> [Extracted data]:
○ ○ ○ ○ ○ ○ ○

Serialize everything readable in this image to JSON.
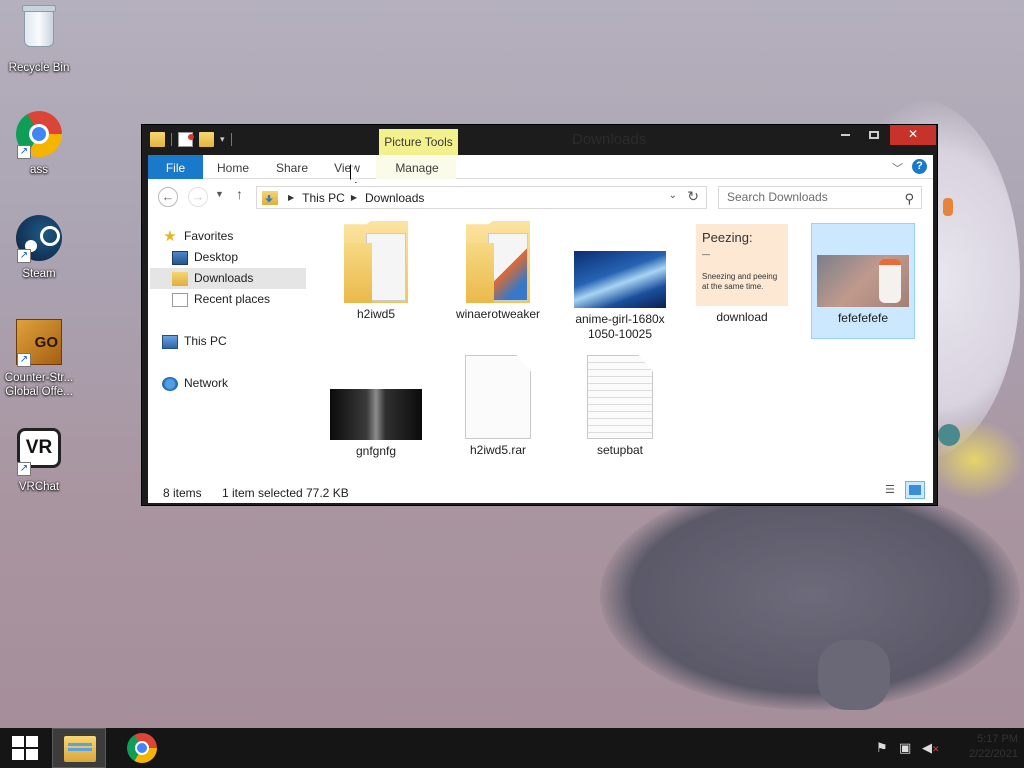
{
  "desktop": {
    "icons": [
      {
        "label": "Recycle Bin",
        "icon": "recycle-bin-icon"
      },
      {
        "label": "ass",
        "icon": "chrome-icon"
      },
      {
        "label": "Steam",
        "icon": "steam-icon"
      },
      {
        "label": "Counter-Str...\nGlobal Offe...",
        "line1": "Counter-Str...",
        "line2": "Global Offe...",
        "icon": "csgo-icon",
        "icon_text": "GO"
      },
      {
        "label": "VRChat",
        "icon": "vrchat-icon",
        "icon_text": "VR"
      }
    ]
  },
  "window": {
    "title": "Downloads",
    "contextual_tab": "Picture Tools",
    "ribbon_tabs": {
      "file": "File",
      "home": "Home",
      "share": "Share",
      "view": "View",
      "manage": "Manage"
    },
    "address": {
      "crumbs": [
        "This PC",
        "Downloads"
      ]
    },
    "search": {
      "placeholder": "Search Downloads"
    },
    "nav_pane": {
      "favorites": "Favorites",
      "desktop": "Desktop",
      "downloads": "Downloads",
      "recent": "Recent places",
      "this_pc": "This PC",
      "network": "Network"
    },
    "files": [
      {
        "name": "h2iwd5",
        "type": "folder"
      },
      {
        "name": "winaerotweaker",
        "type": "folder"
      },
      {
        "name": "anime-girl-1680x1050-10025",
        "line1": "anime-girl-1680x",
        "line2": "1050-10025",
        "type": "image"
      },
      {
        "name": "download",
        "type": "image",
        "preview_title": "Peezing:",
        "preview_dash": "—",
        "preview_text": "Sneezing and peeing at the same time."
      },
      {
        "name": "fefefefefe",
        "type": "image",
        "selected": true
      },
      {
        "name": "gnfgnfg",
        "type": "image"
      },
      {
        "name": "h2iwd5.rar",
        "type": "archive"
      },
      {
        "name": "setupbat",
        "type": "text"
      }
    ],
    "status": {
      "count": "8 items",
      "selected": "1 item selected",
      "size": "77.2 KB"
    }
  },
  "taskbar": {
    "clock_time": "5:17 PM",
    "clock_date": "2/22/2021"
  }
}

○ ○ ○ ○ ○ ○ ○

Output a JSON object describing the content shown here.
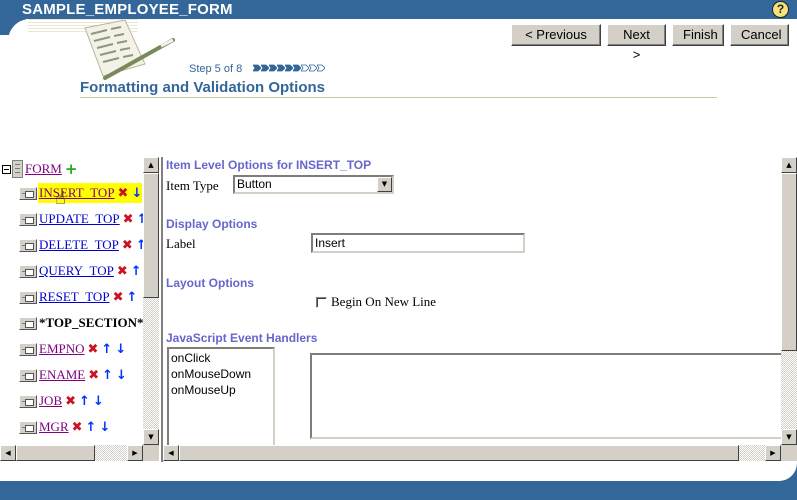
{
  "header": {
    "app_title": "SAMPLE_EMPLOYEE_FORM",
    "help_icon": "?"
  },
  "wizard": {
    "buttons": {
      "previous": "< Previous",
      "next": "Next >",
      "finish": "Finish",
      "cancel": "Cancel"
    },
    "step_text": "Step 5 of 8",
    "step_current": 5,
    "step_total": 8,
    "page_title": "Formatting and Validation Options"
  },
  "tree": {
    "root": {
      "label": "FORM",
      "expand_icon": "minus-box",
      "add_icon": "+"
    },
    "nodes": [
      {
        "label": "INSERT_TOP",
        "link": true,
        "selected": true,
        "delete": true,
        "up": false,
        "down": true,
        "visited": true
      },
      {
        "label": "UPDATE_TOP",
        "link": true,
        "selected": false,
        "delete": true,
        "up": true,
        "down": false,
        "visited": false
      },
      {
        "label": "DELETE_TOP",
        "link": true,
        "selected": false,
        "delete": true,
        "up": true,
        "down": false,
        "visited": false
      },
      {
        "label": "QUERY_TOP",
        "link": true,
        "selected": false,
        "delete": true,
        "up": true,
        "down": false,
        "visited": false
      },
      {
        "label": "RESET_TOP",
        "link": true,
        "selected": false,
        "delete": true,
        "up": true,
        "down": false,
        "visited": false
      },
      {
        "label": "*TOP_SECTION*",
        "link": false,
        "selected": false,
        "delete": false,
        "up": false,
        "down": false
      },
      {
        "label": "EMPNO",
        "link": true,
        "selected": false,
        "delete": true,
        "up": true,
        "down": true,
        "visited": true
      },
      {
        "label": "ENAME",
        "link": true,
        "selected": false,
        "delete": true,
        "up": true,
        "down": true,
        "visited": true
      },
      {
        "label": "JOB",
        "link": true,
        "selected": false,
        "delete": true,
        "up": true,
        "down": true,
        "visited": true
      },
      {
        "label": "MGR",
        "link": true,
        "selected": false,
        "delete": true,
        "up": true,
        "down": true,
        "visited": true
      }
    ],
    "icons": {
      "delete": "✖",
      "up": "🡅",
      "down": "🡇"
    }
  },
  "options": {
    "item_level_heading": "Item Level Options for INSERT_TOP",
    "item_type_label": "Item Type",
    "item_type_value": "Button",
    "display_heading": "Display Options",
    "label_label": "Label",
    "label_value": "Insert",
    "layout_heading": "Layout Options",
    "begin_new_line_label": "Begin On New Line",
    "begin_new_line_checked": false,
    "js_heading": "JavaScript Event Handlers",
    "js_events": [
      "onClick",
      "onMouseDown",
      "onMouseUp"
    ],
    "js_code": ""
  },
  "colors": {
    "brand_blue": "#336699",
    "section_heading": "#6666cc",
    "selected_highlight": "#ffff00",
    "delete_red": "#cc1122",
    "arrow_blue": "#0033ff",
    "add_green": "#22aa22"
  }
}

○ ○ ○ ○ ○ ○ ○

> [Task goal]: Determine how many lines of the data contain "Counter" and give nothing but that number.

> [Reply to the exercise]: 2